# YOUR TASK:
From the entries below, determine the number of lines that contain "psychopathologists". Give that number by itself.
* * *
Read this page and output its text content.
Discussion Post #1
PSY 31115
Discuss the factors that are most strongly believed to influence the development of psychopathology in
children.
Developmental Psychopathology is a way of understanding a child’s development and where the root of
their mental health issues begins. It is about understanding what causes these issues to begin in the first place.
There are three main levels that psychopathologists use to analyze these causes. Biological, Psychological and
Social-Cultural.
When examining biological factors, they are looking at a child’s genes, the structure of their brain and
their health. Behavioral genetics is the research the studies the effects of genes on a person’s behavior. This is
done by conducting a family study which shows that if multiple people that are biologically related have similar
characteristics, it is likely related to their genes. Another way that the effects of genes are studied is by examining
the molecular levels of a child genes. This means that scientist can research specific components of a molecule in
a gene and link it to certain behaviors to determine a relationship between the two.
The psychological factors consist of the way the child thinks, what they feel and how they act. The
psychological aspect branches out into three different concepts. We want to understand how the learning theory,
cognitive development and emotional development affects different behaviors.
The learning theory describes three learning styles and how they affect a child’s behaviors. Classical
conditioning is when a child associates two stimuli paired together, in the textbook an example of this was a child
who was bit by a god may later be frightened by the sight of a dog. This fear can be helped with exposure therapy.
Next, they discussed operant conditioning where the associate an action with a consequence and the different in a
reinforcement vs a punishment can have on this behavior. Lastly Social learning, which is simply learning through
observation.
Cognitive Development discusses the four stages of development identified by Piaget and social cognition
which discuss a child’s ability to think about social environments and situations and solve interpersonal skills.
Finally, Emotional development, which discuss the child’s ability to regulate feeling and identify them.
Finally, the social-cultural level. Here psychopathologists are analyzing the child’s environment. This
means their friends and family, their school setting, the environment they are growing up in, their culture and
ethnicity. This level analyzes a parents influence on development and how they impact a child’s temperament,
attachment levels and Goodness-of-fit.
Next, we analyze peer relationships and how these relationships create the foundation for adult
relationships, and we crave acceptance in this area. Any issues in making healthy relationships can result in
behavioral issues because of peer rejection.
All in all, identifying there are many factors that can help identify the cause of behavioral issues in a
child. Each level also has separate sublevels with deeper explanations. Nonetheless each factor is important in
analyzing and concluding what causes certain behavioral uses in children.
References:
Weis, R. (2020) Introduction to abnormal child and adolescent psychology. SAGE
* * *
# ANSWER AREA:
2